● **WORK TO COMPLETE**: Tell how many lines carry the word "text"; the reply is the number and nothing else.

● **DATA ROWS**:
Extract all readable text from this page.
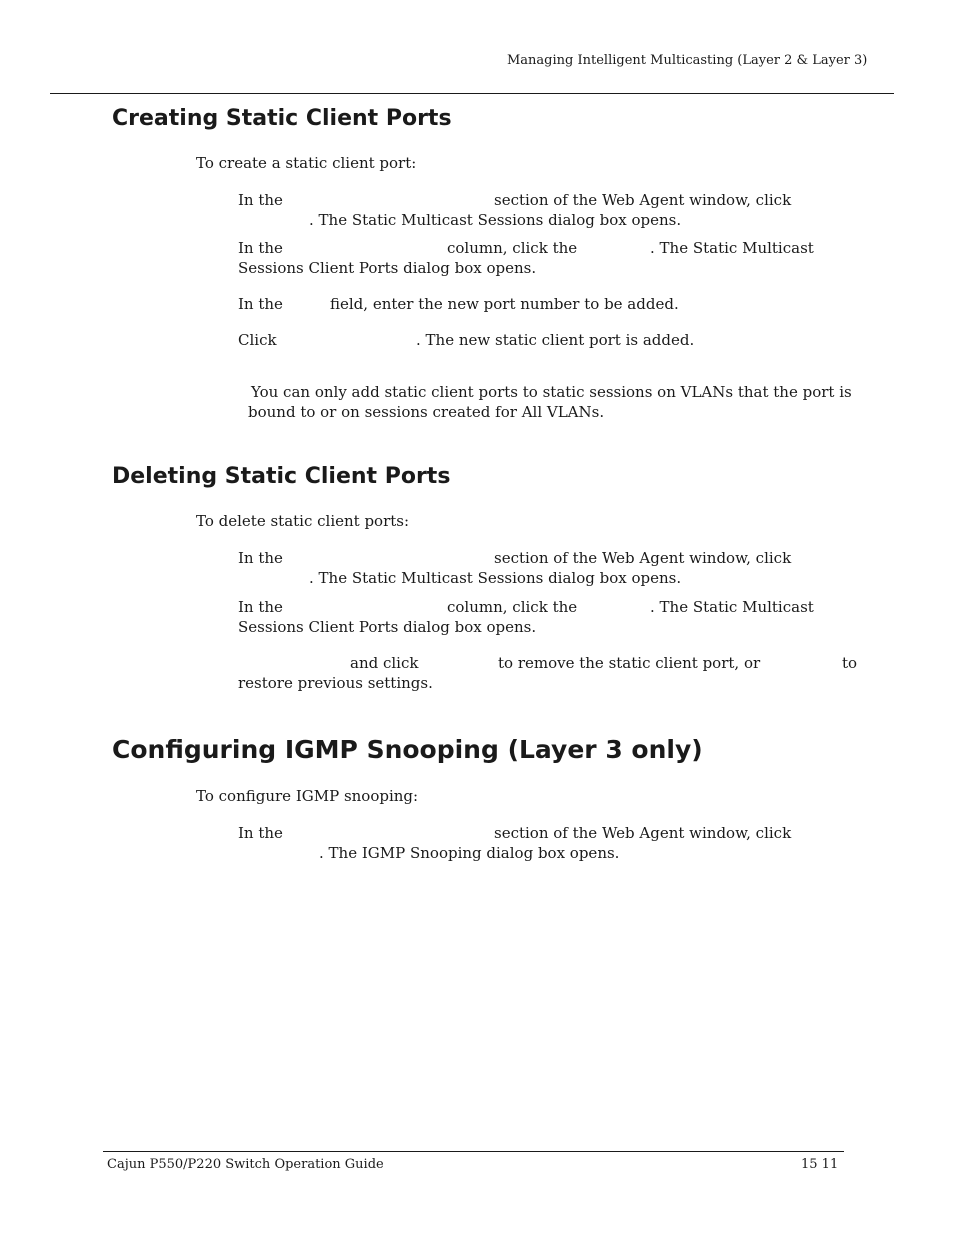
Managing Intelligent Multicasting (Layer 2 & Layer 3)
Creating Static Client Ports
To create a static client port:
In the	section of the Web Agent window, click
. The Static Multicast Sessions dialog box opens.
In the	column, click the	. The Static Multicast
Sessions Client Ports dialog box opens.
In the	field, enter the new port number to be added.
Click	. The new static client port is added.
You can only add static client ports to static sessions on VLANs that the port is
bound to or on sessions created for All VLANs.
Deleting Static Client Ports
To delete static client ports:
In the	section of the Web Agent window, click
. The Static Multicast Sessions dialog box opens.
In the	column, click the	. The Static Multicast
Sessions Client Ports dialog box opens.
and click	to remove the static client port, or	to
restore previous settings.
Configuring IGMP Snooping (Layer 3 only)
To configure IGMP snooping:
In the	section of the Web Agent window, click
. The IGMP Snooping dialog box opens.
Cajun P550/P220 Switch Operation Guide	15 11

---

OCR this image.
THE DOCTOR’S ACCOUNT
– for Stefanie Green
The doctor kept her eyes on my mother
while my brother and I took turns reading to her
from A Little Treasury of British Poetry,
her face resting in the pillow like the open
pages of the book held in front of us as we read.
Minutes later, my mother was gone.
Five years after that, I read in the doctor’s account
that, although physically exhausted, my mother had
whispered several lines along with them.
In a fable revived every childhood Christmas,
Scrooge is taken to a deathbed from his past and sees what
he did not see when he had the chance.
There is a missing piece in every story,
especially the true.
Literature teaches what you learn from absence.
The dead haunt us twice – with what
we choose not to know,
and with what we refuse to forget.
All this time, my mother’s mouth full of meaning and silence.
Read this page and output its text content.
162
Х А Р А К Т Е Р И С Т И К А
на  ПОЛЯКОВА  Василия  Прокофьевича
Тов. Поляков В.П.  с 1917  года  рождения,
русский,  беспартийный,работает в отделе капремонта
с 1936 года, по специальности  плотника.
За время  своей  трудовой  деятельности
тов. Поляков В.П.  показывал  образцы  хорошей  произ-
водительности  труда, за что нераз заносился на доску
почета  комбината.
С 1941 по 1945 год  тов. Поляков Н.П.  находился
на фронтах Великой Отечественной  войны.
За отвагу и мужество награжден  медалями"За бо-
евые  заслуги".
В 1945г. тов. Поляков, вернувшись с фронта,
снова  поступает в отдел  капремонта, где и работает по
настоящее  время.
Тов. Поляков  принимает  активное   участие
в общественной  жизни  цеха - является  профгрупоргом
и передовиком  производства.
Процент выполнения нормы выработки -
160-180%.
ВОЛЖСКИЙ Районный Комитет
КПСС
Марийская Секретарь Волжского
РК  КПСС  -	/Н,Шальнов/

● **PROBLEM SOLUTION**: 2